TO BE DONE:
Only those lines running from the line that contains "What does this" through the end of the material are to be written out, each exactly as shown.

MATERIAL FOR THE TASK:
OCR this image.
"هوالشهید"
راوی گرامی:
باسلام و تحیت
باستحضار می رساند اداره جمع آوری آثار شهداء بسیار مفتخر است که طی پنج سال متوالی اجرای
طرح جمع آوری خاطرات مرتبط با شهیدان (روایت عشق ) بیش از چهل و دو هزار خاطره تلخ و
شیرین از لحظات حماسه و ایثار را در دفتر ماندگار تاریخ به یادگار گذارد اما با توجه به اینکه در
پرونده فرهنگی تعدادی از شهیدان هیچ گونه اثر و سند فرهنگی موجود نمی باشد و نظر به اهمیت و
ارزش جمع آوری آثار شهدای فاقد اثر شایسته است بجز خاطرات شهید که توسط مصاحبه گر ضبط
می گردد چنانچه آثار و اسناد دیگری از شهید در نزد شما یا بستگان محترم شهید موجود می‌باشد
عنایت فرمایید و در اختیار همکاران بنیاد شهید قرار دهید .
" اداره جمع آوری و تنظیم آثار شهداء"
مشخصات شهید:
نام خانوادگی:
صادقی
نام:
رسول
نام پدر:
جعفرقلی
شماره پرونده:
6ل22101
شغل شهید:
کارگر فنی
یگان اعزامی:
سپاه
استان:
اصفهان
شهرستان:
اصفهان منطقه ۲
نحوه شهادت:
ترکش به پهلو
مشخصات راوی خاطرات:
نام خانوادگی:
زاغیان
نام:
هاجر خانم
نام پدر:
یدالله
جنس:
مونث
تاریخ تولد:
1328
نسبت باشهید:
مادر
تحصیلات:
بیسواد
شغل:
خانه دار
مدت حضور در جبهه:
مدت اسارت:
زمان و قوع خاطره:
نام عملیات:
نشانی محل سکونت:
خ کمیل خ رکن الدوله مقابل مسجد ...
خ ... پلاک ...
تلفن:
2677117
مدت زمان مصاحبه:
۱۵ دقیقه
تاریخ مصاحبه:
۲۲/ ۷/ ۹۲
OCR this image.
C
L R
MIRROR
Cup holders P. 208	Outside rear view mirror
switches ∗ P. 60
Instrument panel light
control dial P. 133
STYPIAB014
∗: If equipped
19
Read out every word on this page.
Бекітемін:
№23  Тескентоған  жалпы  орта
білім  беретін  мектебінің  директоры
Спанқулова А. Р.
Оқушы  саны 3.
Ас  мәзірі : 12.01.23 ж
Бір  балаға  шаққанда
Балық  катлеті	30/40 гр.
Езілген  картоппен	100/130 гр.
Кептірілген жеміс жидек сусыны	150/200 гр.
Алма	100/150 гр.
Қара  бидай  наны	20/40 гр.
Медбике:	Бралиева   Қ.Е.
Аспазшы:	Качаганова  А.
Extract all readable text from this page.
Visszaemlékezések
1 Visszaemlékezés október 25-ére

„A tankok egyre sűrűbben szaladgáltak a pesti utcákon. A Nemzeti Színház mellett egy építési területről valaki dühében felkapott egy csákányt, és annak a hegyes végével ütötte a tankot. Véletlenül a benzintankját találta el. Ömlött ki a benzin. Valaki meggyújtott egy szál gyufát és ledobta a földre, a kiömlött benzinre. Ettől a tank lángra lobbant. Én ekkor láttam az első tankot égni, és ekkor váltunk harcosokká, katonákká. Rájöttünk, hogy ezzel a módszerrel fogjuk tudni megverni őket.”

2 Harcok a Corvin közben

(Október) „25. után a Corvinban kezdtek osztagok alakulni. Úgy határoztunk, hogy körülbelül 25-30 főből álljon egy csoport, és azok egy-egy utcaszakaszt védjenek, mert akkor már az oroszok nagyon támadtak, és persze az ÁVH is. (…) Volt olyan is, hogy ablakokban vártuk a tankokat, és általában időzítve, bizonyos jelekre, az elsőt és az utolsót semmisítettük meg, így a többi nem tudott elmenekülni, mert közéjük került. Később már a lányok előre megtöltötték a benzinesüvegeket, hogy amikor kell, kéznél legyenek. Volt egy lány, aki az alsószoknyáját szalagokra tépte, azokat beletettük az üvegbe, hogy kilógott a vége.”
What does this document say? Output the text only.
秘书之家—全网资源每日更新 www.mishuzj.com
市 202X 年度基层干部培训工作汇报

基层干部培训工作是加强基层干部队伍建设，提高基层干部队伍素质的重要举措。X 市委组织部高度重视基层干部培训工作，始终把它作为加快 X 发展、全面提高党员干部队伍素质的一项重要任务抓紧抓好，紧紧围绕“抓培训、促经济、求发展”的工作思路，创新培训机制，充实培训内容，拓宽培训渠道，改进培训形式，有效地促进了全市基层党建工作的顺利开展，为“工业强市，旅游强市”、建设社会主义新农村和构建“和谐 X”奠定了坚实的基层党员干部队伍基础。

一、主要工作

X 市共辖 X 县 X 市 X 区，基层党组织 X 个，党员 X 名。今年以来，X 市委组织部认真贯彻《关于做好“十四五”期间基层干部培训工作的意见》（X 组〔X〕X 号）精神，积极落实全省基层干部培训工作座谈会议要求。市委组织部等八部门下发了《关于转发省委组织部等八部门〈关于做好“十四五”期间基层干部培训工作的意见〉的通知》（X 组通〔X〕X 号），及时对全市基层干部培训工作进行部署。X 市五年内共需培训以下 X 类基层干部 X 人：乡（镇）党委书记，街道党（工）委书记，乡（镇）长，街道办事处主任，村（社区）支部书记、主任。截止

TASK RESPONSE:
What does this document say? Output the text only.
秘书之家—全网资源每日更新 www.mishuzj.com
市 202X 年度基层干部培训工作汇报

基层干部培训工作是加强基层干部队伍建设，提高基层干部队伍素质的重要举措。X 市委组织部高度重视基层干部培训工作，始终把它作为加快 X 发展、全面提高党员干部队伍素质的一项重要任务抓紧抓好，紧紧围绕“抓培训、促经济、求发展”的工作思路，创新培训机制，充实培训内容，拓宽培训渠道，改进培训形式，有效地促进了全市基层党建工作的顺利开展，为“工业强市，旅游强市”、建设社会主义新农村和构建“和谐 X”奠定了坚实的基层党员干部队伍基础。

一、主要工作

X 市共辖 X 县 X 市 X 区，基层党组织 X 个，党员 X 名。今年以来，X 市委组织部认真贯彻《关于做好“十四五”期间基层干部培训工作的意见》（X 组〔X〕X 号）精神，积极落实全省基层干部培训工作座谈会议要求。市委组织部等八部门下发了《关于转发省委组织部等八部门〈关于做好“十四五”期间基层干部培训工作的意见〉的通知》（X 组通〔X〕X 号），及时对全市基层干部培训工作进行部署。X 市五年内共需培训以下 X 类基层干部 X 人：乡（镇）党委书记，街道党（工）委书记，乡（镇）长，街道办事处主任，村（社区）支部书记、主任。截止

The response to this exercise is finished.